● WHAT IS ASKED
Write out the entries below once more, exactly.

● RECORDS

+++

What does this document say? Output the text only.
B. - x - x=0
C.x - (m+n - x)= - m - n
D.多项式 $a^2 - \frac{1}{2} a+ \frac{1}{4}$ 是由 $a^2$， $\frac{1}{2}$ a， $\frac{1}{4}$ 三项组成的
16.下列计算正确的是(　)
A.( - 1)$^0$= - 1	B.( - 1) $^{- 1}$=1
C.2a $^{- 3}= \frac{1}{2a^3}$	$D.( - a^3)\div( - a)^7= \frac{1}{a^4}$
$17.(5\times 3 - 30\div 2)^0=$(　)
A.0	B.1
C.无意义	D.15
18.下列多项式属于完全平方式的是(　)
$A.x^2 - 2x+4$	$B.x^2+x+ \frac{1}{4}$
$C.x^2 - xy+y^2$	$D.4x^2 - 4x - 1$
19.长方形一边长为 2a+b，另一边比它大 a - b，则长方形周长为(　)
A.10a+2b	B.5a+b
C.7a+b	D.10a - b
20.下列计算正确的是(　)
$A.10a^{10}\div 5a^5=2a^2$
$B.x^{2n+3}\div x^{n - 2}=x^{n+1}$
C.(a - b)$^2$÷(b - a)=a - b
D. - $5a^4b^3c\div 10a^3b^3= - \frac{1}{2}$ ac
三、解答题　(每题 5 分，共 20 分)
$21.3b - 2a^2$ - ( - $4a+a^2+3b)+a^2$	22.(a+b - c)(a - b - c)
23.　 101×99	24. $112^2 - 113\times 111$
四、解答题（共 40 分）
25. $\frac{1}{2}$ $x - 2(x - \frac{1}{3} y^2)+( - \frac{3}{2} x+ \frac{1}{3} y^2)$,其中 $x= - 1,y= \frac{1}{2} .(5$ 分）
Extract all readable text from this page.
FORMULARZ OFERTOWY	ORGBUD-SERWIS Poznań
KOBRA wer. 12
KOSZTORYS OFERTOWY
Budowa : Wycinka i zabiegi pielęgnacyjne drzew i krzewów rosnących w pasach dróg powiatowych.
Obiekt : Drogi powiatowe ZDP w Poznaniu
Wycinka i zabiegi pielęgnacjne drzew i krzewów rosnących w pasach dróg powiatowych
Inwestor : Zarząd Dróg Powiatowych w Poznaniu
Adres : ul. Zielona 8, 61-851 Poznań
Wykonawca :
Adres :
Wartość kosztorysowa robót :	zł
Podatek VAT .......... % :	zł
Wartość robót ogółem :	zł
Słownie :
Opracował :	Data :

+++

● SOLUTION BELOW
What does this document say? Output the text only.
B. - x - x=0
C.x - (m+n - x)= - m - n
D.多项式 $a^2 - \frac{1}{2} a+ \frac{1}{4}$ 是由 $a^2$， $\frac{1}{2}$ a， $\frac{1}{4}$ 三项组成的
16.下列计算正确的是(　)
A.( - 1)$^0$= - 1	B.( - 1) $^{- 1}$=1
C.2a $^{- 3}= \frac{1}{2a^3}$	$D.( - a^3)\div( - a)^7= \frac{1}{a^4}$
$17.(5\times 3 - 30\div 2)^0=$(　)
A.0	B.1
C.无意义	D.15
18.下列多项式属于完全平方式的是(　)
$A.x^2 - 2x+4$	$B.x^2+x+ \frac{1}{4}$
$C.x^2 - xy+y^2$	$D.4x^2 - 4x - 1$
19.长方形一边长为 2a+b，另一边比它大 a - b，则长方形周长为(　)
A.10a+2b	B.5a+b
C.7a+b	D.10a - b
20.下列计算正确的是(　)
$A.10a^{10}\div 5a^5=2a^2$
$B.x^{2n+3}\div x^{n - 2}=x^{n+1}$
C.(a - b)$^2$÷(b - a)=a - b
D. - $5a^4b^3c\div 10a^3b^3= - \frac{1}{2}$ ac
三、解答题　(每题 5 分，共 20 分)
$21.3b - 2a^2$ - ( - $4a+a^2+3b)+a^2$	22.(a+b - c)(a - b - c)
23.　 101×99	24. $112^2 - 113\times 111$
四、解答题（共 40 分）
25. $\frac{1}{2}$ $x - 2(x - \frac{1}{3} y^2)+( - \frac{3}{2} x+ \frac{1}{3} y^2)$,其中 $x= - 1,y= \frac{1}{2} .(5$ 分）
Extract all readable text from this page.
FORMULARZ OFERTOWY	ORGBUD-SERWIS Poznań
KOBRA wer. 12
KOSZTORYS OFERTOWY
Budowa : Wycinka i zabiegi pielęgnacyjne drzew i krzewów rosnących w pasach dróg powiatowych.
Obiekt : Drogi powiatowe ZDP w Poznaniu
Wycinka i zabiegi pielęgnacjne drzew i krzewów rosnących w pasach dróg powiatowych
Inwestor : Zarząd Dróg Powiatowych w Poznaniu
Adres : ul. Zielona 8, 61-851 Poznań
Wykonawca :
Adres :
Wartość kosztorysowa robót :	zł
Podatek VAT .......... % :	zł
Wartość robót ogółem :	zł
Słownie :
Opracował :	Data :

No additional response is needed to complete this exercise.